[YOUR OBJECTIVE]:
Take the entries below and print all of them exactly, please.
begin
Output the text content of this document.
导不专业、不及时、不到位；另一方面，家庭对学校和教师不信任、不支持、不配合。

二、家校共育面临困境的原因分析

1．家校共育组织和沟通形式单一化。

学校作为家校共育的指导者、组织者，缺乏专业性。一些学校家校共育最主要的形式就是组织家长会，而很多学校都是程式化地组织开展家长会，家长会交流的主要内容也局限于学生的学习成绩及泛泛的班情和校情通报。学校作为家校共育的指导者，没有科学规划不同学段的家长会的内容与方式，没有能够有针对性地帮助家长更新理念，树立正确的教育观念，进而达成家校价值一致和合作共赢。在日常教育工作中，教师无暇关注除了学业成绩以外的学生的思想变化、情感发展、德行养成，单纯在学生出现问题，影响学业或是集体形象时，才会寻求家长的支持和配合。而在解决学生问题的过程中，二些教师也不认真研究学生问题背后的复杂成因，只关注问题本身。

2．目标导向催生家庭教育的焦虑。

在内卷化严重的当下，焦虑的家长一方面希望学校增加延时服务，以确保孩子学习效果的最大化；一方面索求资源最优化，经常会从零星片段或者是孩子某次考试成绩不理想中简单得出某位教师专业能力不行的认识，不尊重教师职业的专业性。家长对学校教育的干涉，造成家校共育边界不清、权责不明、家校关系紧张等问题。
end
[ANSWER TO THE EXERCISE]:
Output the text content of this document.
导不专业、不及时、不到位；另一方面，家庭对学校和教师不信任、不支持、不配合。

二、家校共育面临困境的原因分析

1．家校共育组织和沟通形式单一化。

学校作为家校共育的指导者、组织者，缺乏专业性。一些学校家校共育最主要的形式就是组织家长会，而很多学校都是程式化地组织开展家长会，家长会交流的主要内容也局限于学生的学习成绩及泛泛的班情和校情通报。学校作为家校共育的指导者，没有科学规划不同学段的家长会的内容与方式，没有能够有针对性地帮助家长更新理念，树立正确的教育观念，进而达成家校价值一致和合作共赢。在日常教育工作中，教师无暇关注除了学业成绩以外的学生的思想变化、情感发展、德行养成，单纯在学生出现问题，影响学业或是集体形象时，才会寻求家长的支持和配合。而在解决学生问题的过程中，二些教师也不认真研究学生问题背后的复杂成因，只关注问题本身。

2．目标导向催生家庭教育的焦虑。

在内卷化严重的当下，焦虑的家长一方面希望学校增加延时服务，以确保孩子学习效果的最大化；一方面索求资源最优化，经常会从零星片段或者是孩子某次考试成绩不理想中简单得出某位教师专业能力不行的认识，不尊重教师职业的专业性。家长对学校教育的干涉，造成家校共育边界不清、权责不明、家校关系紧张等问题。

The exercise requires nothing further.